Exercise description
Give the count of lines containing the string "JSON", with no other output.

———

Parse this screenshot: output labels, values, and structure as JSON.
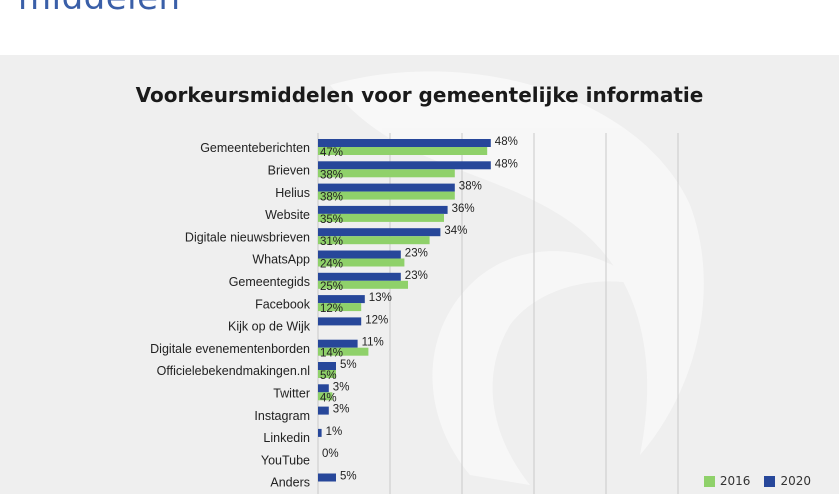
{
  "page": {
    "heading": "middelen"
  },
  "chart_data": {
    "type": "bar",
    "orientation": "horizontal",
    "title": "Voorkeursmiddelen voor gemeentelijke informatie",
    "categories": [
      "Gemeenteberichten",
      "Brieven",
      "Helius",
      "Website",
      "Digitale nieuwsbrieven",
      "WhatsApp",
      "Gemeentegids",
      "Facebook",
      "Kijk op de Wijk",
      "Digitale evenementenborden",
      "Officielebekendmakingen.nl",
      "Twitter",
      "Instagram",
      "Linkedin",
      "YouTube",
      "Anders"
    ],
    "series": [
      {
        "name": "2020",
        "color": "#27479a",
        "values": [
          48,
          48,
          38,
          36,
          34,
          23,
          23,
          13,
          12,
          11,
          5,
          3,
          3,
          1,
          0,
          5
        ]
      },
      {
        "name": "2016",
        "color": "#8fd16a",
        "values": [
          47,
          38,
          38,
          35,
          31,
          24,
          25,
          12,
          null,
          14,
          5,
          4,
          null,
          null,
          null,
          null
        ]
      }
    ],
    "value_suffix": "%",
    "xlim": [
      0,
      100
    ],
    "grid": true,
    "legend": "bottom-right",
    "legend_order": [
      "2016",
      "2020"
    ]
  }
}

———

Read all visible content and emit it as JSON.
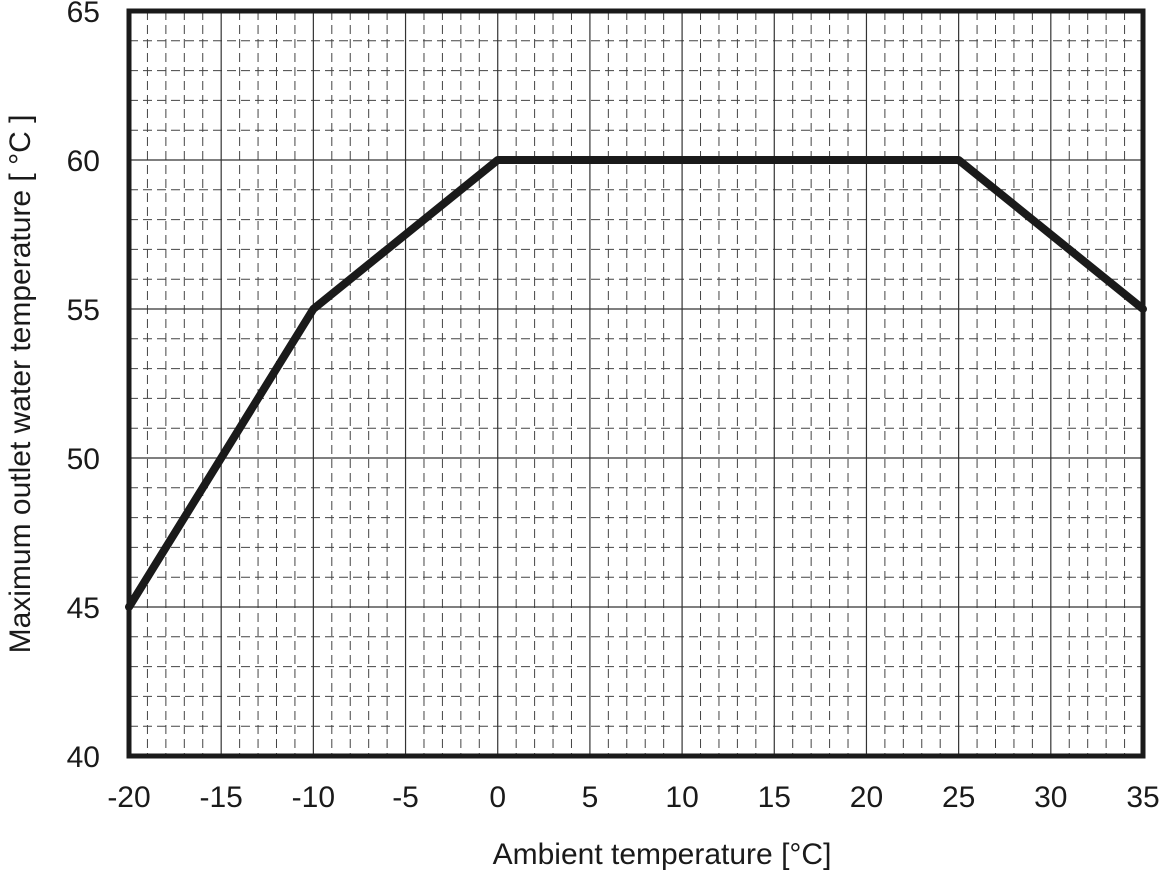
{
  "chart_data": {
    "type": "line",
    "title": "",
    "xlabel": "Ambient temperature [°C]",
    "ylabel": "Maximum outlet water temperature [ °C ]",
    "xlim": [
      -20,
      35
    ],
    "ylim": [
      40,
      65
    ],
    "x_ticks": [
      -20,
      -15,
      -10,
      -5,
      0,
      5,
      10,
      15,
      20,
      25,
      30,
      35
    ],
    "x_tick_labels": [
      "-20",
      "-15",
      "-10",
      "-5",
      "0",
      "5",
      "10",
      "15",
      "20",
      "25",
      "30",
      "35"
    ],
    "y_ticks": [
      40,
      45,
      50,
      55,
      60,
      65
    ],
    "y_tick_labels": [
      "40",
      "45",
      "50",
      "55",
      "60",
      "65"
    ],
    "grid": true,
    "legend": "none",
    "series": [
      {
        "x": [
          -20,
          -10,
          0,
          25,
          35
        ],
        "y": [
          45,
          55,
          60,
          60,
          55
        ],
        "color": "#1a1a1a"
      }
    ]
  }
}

———

Solution to the exercise
2